### Problem requirements
Each record below is to be reproduced without any change.

BEGIN Supplied entries

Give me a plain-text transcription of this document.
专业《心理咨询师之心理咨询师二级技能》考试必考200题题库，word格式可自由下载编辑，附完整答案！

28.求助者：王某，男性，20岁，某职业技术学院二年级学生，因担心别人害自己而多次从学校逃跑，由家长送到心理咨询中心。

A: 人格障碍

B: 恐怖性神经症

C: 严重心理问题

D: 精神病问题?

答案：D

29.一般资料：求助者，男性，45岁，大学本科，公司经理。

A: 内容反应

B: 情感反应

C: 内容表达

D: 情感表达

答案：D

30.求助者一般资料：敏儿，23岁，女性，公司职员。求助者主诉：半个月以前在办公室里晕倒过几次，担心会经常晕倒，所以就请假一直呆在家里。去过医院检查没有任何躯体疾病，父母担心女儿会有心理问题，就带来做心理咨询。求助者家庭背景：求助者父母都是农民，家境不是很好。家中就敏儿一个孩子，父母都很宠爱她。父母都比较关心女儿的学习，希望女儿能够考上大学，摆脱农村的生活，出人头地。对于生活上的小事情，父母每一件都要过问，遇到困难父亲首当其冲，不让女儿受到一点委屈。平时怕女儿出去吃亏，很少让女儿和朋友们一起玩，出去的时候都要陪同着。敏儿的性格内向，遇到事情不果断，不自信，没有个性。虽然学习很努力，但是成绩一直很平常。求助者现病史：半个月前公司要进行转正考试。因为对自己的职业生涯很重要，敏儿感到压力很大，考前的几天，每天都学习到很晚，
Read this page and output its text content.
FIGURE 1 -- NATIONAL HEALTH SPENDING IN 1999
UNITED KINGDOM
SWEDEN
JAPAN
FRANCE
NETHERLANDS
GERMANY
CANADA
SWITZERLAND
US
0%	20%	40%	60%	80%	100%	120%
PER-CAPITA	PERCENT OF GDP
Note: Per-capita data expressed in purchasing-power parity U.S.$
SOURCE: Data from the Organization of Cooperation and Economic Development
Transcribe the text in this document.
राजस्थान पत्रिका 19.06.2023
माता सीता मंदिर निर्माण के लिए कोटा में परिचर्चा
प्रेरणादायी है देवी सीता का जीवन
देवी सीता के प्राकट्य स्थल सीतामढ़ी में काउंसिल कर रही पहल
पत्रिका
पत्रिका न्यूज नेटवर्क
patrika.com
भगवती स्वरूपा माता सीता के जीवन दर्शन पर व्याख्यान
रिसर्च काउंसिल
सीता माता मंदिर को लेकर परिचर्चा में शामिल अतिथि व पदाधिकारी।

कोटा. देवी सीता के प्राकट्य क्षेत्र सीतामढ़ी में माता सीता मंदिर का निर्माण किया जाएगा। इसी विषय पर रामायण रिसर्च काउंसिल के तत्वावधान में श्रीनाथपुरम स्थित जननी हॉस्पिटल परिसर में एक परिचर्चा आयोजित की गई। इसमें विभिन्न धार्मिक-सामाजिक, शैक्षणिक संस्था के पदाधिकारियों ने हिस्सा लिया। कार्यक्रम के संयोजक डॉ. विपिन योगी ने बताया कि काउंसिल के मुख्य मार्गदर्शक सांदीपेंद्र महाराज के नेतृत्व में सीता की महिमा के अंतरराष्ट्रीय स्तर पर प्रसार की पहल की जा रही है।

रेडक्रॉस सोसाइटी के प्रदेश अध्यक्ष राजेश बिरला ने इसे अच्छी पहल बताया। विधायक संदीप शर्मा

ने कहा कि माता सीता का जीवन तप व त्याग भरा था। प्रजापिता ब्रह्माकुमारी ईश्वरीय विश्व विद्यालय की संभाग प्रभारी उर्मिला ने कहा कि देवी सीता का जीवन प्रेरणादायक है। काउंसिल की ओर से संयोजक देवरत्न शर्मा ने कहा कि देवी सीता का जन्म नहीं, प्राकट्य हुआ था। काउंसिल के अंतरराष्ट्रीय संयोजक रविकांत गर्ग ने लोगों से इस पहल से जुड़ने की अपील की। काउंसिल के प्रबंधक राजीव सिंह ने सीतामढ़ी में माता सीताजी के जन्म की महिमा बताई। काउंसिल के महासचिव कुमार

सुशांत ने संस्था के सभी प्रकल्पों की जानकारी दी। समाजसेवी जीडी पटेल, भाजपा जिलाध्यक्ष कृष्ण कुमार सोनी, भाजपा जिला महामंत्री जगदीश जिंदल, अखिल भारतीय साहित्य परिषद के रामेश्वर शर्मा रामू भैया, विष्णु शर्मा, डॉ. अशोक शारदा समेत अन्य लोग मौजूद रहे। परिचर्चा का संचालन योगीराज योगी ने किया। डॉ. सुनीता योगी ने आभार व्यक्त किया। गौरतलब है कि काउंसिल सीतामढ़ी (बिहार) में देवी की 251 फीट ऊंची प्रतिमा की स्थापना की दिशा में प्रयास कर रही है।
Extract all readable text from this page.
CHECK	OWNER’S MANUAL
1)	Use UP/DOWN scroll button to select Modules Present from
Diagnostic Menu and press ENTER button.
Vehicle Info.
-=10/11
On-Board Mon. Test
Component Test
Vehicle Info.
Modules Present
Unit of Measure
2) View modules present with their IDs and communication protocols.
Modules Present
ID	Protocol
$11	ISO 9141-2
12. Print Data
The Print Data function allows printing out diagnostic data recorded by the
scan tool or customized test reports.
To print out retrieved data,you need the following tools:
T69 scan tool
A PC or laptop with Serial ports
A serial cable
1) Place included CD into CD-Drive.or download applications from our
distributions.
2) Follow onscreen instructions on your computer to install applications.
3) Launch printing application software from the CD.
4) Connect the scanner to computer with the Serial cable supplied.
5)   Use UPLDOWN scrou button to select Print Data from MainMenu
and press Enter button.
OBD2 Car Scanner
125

END Supplied entries

### Completed exercise
Give me a plain-text transcription of this document.
专业《心理咨询师之心理咨询师二级技能》考试必考200题题库，word格式可自由下载编辑，附完整答案！

28.求助者：王某，男性，20岁，某职业技术学院二年级学生，因担心别人害自己而多次从学校逃跑，由家长送到心理咨询中心。

A: 人格障碍

B: 恐怖性神经症

C: 严重心理问题

D: 精神病问题?

答案：D

29.一般资料：求助者，男性，45岁，大学本科，公司经理。

A: 内容反应

B: 情感反应

C: 内容表达

D: 情感表达

答案：D

30.求助者一般资料：敏儿，23岁，女性，公司职员。求助者主诉：半个月以前在办公室里晕倒过几次，担心会经常晕倒，所以就请假一直呆在家里。去过医院检查没有任何躯体疾病，父母担心女儿会有心理问题，就带来做心理咨询。求助者家庭背景：求助者父母都是农民，家境不是很好。家中就敏儿一个孩子，父母都很宠爱她。父母都比较关心女儿的学习，希望女儿能够考上大学，摆脱农村的生活，出人头地。对于生活上的小事情，父母每一件都要过问，遇到困难父亲首当其冲，不让女儿受到一点委屈。平时怕女儿出去吃亏，很少让女儿和朋友们一起玩，出去的时候都要陪同着。敏儿的性格内向，遇到事情不果断，不自信，没有个性。虽然学习很努力，但是成绩一直很平常。求助者现病史：半个月前公司要进行转正考试。因为对自己的职业生涯很重要，敏儿感到压力很大，考前的几天，每天都学习到很晚，
Read this page and output its text content.
FIGURE 1 -- NATIONAL HEALTH SPENDING IN 1999
UNITED KINGDOM
SWEDEN
JAPAN
FRANCE
NETHERLANDS
GERMANY
CANADA
SWITZERLAND
US
0%	20%	40%	60%	80%	100%	120%
PER-CAPITA	PERCENT OF GDP
Note: Per-capita data expressed in purchasing-power parity U.S.$
SOURCE: Data from the Organization of Cooperation and Economic Development
Transcribe the text in this document.
राजस्थान पत्रिका 19.06.2023
माता सीता मंदिर निर्माण के लिए कोटा में परिचर्चा
प्रेरणादायी है देवी सीता का जीवन
देवी सीता के प्राकट्य स्थल सीतामढ़ी में काउंसिल कर रही पहल
पत्रिका
पत्रिका न्यूज नेटवर्क
patrika.com
भगवती स्वरूपा माता सीता के जीवन दर्शन पर व्याख्यान
रिसर्च काउंसिल
सीता माता मंदिर को लेकर परिचर्चा में शामिल अतिथि व पदाधिकारी।

कोटा. देवी सीता के प्राकट्य क्षेत्र सीतामढ़ी में माता सीता मंदिर का निर्माण किया जाएगा। इसी विषय पर रामायण रिसर्च काउंसिल के तत्वावधान में श्रीनाथपुरम स्थित जननी हॉस्पिटल परिसर में एक परिचर्चा आयोजित की गई। इसमें विभिन्न धार्मिक-सामाजिक, शैक्षणिक संस्था के पदाधिकारियों ने हिस्सा लिया। कार्यक्रम के संयोजक डॉ. विपिन योगी ने बताया कि काउंसिल के मुख्य मार्गदर्शक सांदीपेंद्र महाराज के नेतृत्व में सीता की महिमा के अंतरराष्ट्रीय स्तर पर प्रसार की पहल की जा रही है।

रेडक्रॉस सोसाइटी के प्रदेश अध्यक्ष राजेश बिरला ने इसे अच्छी पहल बताया। विधायक संदीप शर्मा

ने कहा कि माता सीता का जीवन तप व त्याग भरा था। प्रजापिता ब्रह्माकुमारी ईश्वरीय विश्व विद्यालय की संभाग प्रभारी उर्मिला ने कहा कि देवी सीता का जीवन प्रेरणादायक है। काउंसिल की ओर से संयोजक देवरत्न शर्मा ने कहा कि देवी सीता का जन्म नहीं, प्राकट्य हुआ था। काउंसिल के अंतरराष्ट्रीय संयोजक रविकांत गर्ग ने लोगों से इस पहल से जुड़ने की अपील की। काउंसिल के प्रबंधक राजीव सिंह ने सीतामढ़ी में माता सीताजी के जन्म की महिमा बताई। काउंसिल के महासचिव कुमार

सुशांत ने संस्था के सभी प्रकल्पों की जानकारी दी। समाजसेवी जीडी पटेल, भाजपा जिलाध्यक्ष कृष्ण कुमार सोनी, भाजपा जिला महामंत्री जगदीश जिंदल, अखिल भारतीय साहित्य परिषद के रामेश्वर शर्मा रामू भैया, विष्णु शर्मा, डॉ. अशोक शारदा समेत अन्य लोग मौजूद रहे। परिचर्चा का संचालन योगीराज योगी ने किया। डॉ. सुनीता योगी ने आभार व्यक्त किया। गौरतलब है कि काउंसिल सीतामढ़ी (बिहार) में देवी की 251 फीट ऊंची प्रतिमा की स्थापना की दिशा में प्रयास कर रही है।
Extract all readable text from this page.
CHECK	OWNER’S MANUAL
1)	Use UP/DOWN scroll button to select Modules Present from
Diagnostic Menu and press ENTER button.
Vehicle Info.
-=10/11
On-Board Mon. Test
Component Test
Vehicle Info.
Modules Present
Unit of Measure
2) View modules present with their IDs and communication protocols.
Modules Present
ID	Protocol
$11	ISO 9141-2
12. Print Data
The Print Data function allows printing out diagnostic data recorded by the
scan tool or customized test reports.
To print out retrieved data,you need the following tools:
T69 scan tool
A PC or laptop with Serial ports
A serial cable
1) Place included CD into CD-Drive.or download applications from our
distributions.
2) Follow onscreen instructions on your computer to install applications.
3) Launch printing application software from the CD.
4) Connect the scanner to computer with the Serial cable supplied.
5)   Use UPLDOWN scrou button to select Print Data from MainMenu
and press Enter button.
OBD2 Car Scanner
125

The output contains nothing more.